----- Data supplied -----
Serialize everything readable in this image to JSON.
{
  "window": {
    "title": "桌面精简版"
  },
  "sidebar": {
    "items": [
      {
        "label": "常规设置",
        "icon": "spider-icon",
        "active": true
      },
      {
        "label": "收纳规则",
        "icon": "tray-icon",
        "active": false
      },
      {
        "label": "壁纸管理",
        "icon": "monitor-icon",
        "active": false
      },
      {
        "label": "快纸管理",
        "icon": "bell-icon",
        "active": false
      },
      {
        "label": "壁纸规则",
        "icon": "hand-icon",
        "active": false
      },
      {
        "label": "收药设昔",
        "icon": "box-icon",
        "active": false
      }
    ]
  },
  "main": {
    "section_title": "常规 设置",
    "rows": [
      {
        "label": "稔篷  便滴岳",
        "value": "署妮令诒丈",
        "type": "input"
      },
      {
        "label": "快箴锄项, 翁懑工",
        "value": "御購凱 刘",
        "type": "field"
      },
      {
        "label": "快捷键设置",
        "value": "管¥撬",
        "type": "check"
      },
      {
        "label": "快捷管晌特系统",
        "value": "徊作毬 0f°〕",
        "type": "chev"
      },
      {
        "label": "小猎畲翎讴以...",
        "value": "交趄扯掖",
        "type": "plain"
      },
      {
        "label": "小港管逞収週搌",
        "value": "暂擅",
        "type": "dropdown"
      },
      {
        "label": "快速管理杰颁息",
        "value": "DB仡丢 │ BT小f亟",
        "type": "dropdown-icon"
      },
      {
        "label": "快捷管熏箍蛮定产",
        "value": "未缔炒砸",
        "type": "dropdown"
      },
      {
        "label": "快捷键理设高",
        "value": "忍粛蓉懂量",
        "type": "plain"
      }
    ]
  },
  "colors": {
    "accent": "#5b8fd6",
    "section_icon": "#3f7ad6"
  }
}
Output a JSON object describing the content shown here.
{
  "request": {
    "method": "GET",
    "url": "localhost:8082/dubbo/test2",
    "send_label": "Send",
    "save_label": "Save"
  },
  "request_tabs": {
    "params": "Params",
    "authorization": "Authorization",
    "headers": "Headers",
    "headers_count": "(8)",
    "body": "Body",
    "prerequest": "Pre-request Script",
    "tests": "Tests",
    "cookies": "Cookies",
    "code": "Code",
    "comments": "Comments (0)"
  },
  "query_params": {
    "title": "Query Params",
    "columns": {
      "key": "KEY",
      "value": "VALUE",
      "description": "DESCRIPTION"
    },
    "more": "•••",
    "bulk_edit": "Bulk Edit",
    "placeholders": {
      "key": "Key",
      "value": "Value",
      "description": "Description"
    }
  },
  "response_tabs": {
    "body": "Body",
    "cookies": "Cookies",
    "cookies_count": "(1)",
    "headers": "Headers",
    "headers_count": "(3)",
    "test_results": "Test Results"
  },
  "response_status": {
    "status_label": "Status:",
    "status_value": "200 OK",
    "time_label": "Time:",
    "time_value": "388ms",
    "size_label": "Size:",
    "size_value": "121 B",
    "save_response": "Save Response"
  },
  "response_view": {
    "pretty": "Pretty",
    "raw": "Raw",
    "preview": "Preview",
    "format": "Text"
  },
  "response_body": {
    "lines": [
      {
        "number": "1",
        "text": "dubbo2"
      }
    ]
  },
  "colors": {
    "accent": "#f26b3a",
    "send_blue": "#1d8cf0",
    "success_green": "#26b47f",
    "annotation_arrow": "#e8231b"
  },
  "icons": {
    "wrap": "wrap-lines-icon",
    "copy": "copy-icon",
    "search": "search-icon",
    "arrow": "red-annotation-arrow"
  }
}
-----
Go through the records above and set each one down exactly, please.

Serialize everything readable in this image to JSON.
{
  "window": {
    "title": "桌面精简版"
  },
  "sidebar": {
    "items": [
      {
        "label": "常规设置",
        "icon": "spider-icon",
        "active": true
      },
      {
        "label": "收纳规则",
        "icon": "tray-icon",
        "active": false
      },
      {
        "label": "壁纸管理",
        "icon": "monitor-icon",
        "active": false
      },
      {
        "label": "快纸管理",
        "icon": "bell-icon",
        "active": false
      },
      {
        "label": "壁纸规则",
        "icon": "hand-icon",
        "active": false
      },
      {
        "label": "收药设昔",
        "icon": "box-icon",
        "active": false
      }
    ]
  },
  "main": {
    "section_title": "常规 设置",
    "rows": [
      {
        "label": "稔篷  便滴岳",
        "value": "署妮令诒丈",
        "type": "input"
      },
      {
        "label": "快箴锄项, 翁懑工",
        "value": "御購凱 刘",
        "type": "field"
      },
      {
        "label": "快捷键设置",
        "value": "管¥撬",
        "type": "check"
      },
      {
        "label": "快捷管晌特系统",
        "value": "徊作毬 0f°〕",
        "type": "chev"
      },
      {
        "label": "小猎畲翎讴以...",
        "value": "交趄扯掖",
        "type": "plain"
      },
      {
        "label": "小港管逞収週搌",
        "value": "暂擅",
        "type": "dropdown"
      },
      {
        "label": "快速管理杰颁息",
        "value": "DB仡丢 │ BT小f亟",
        "type": "dropdown-icon"
      },
      {
        "label": "快捷管熏箍蛮定产",
        "value": "未缔炒砸",
        "type": "dropdown"
      },
      {
        "label": "快捷键理设高",
        "value": "忍粛蓉懂量",
        "type": "plain"
      }
    ]
  },
  "colors": {
    "accent": "#5b8fd6",
    "section_icon": "#3f7ad6"
  }
}
Output a JSON object describing the content shown here.
{
  "request": {
    "method": "GET",
    "url": "localhost:8082/dubbo/test2",
    "send_label": "Send",
    "save_label": "Save"
  },
  "request_tabs": {
    "params": "Params",
    "authorization": "Authorization",
    "headers": "Headers",
    "headers_count": "(8)",
    "body": "Body",
    "prerequest": "Pre-request Script",
    "tests": "Tests",
    "cookies": "Cookies",
    "code": "Code",
    "comments": "Comments (0)"
  },
  "query_params": {
    "title": "Query Params",
    "columns": {
      "key": "KEY",
      "value": "VALUE",
      "description": "DESCRIPTION"
    },
    "more": "•••",
    "bulk_edit": "Bulk Edit",
    "placeholders": {
      "key": "Key",
      "value": "Value",
      "description": "Description"
    }
  },
  "response_tabs": {
    "body": "Body",
    "cookies": "Cookies",
    "cookies_count": "(1)",
    "headers": "Headers",
    "headers_count": "(3)",
    "test_results": "Test Results"
  },
  "response_status": {
    "status_label": "Status:",
    "status_value": "200 OK",
    "time_label": "Time:",
    "time_value": "388ms",
    "size_label": "Size:",
    "size_value": "121 B",
    "save_response": "Save Response"
  },
  "response_view": {
    "pretty": "Pretty",
    "raw": "Raw",
    "preview": "Preview",
    "format": "Text"
  },
  "response_body": {
    "lines": [
      {
        "number": "1",
        "text": "dubbo2"
      }
    ]
  },
  "colors": {
    "accent": "#f26b3a",
    "send_blue": "#1d8cf0",
    "success_green": "#26b47f",
    "annotation_arrow": "#e8231b"
  },
  "icons": {
    "wrap": "wrap-lines-icon",
    "copy": "copy-icon",
    "search": "search-icon",
    "arrow": "red-annotation-arrow"
  }
}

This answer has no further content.